Exactly reproduce all the records, keeping pictures out of the copy.

** Given records **
+ + + +

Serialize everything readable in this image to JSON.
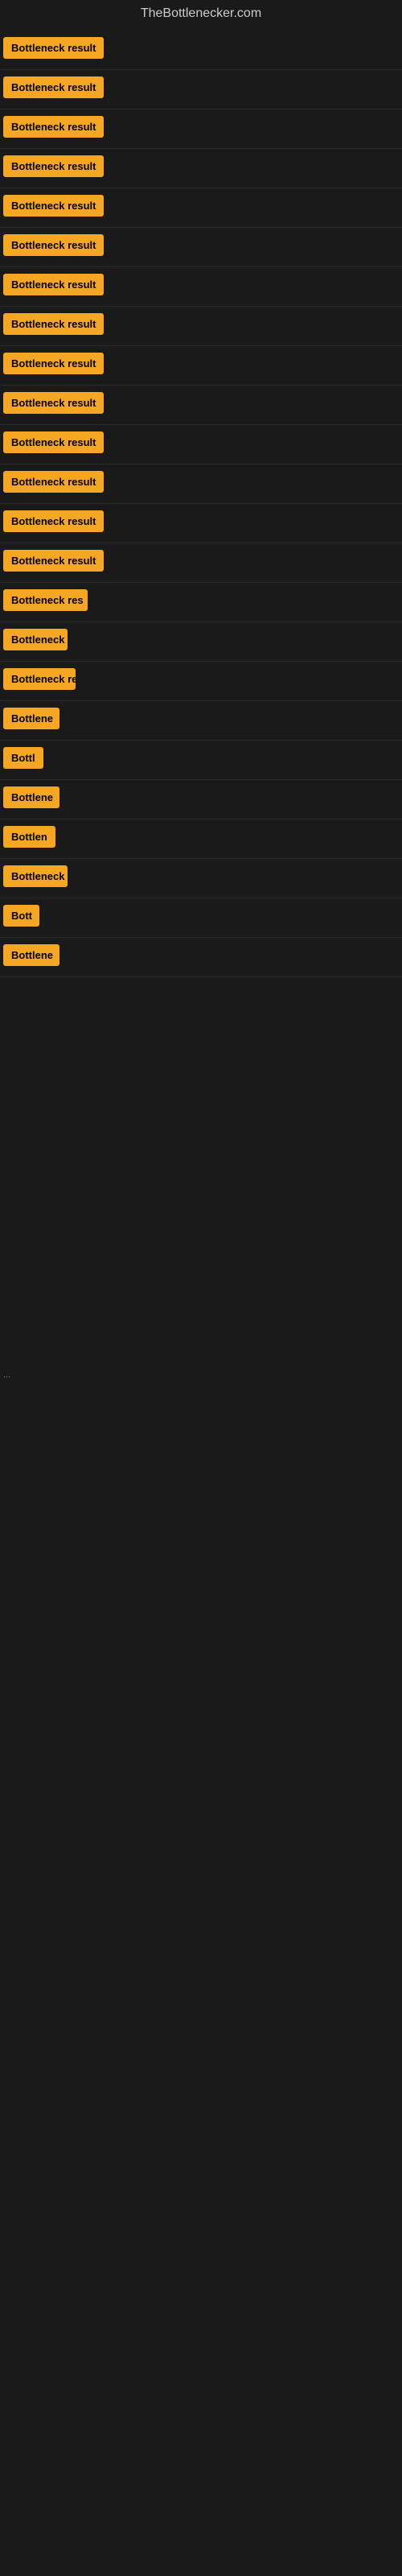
{
  "site": {
    "title": "TheBottlenecker.com"
  },
  "results": [
    {
      "id": 1,
      "label": "Bottleneck result",
      "width": 130
    },
    {
      "id": 2,
      "label": "Bottleneck result",
      "width": 130
    },
    {
      "id": 3,
      "label": "Bottleneck result",
      "width": 130
    },
    {
      "id": 4,
      "label": "Bottleneck result",
      "width": 130
    },
    {
      "id": 5,
      "label": "Bottleneck result",
      "width": 130
    },
    {
      "id": 6,
      "label": "Bottleneck result",
      "width": 130
    },
    {
      "id": 7,
      "label": "Bottleneck result",
      "width": 130
    },
    {
      "id": 8,
      "label": "Bottleneck result",
      "width": 130
    },
    {
      "id": 9,
      "label": "Bottleneck result",
      "width": 130
    },
    {
      "id": 10,
      "label": "Bottleneck result",
      "width": 130
    },
    {
      "id": 11,
      "label": "Bottleneck result",
      "width": 130
    },
    {
      "id": 12,
      "label": "Bottleneck result",
      "width": 130
    },
    {
      "id": 13,
      "label": "Bottleneck result",
      "width": 130
    },
    {
      "id": 14,
      "label": "Bottleneck result",
      "width": 130
    },
    {
      "id": 15,
      "label": "Bottleneck res",
      "width": 105
    },
    {
      "id": 16,
      "label": "Bottleneck",
      "width": 80
    },
    {
      "id": 17,
      "label": "Bottleneck re",
      "width": 90
    },
    {
      "id": 18,
      "label": "Bottlene",
      "width": 70
    },
    {
      "id": 19,
      "label": "Bottl",
      "width": 50
    },
    {
      "id": 20,
      "label": "Bottlene",
      "width": 70
    },
    {
      "id": 21,
      "label": "Bottlen",
      "width": 65
    },
    {
      "id": 22,
      "label": "Bottleneck",
      "width": 80
    },
    {
      "id": 23,
      "label": "Bott",
      "width": 45
    },
    {
      "id": 24,
      "label": "Bottlene",
      "width": 70
    }
  ],
  "ellipsis": "..."
}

+ + + +

** Complete response **
Serialize everything readable in this image to JSON.
{
  "site": {
    "title": "TheBottlenecker.com"
  },
  "results": [
    {
      "id": 1,
      "label": "Bottleneck result",
      "width": 130
    },
    {
      "id": 2,
      "label": "Bottleneck result",
      "width": 130
    },
    {
      "id": 3,
      "label": "Bottleneck result",
      "width": 130
    },
    {
      "id": 4,
      "label": "Bottleneck result",
      "width": 130
    },
    {
      "id": 5,
      "label": "Bottleneck result",
      "width": 130
    },
    {
      "id": 6,
      "label": "Bottleneck result",
      "width": 130
    },
    {
      "id": 7,
      "label": "Bottleneck result",
      "width": 130
    },
    {
      "id": 8,
      "label": "Bottleneck result",
      "width": 130
    },
    {
      "id": 9,
      "label": "Bottleneck result",
      "width": 130
    },
    {
      "id": 10,
      "label": "Bottleneck result",
      "width": 130
    },
    {
      "id": 11,
      "label": "Bottleneck result",
      "width": 130
    },
    {
      "id": 12,
      "label": "Bottleneck result",
      "width": 130
    },
    {
      "id": 13,
      "label": "Bottleneck result",
      "width": 130
    },
    {
      "id": 14,
      "label": "Bottleneck result",
      "width": 130
    },
    {
      "id": 15,
      "label": "Bottleneck res",
      "width": 105
    },
    {
      "id": 16,
      "label": "Bottleneck",
      "width": 80
    },
    {
      "id": 17,
      "label": "Bottleneck re",
      "width": 90
    },
    {
      "id": 18,
      "label": "Bottlene",
      "width": 70
    },
    {
      "id": 19,
      "label": "Bottl",
      "width": 50
    },
    {
      "id": 20,
      "label": "Bottlene",
      "width": 70
    },
    {
      "id": 21,
      "label": "Bottlen",
      "width": 65
    },
    {
      "id": 22,
      "label": "Bottleneck",
      "width": 80
    },
    {
      "id": 23,
      "label": "Bott",
      "width": 45
    },
    {
      "id": 24,
      "label": "Bottlene",
      "width": 70
    }
  ],
  "ellipsis": "..."
}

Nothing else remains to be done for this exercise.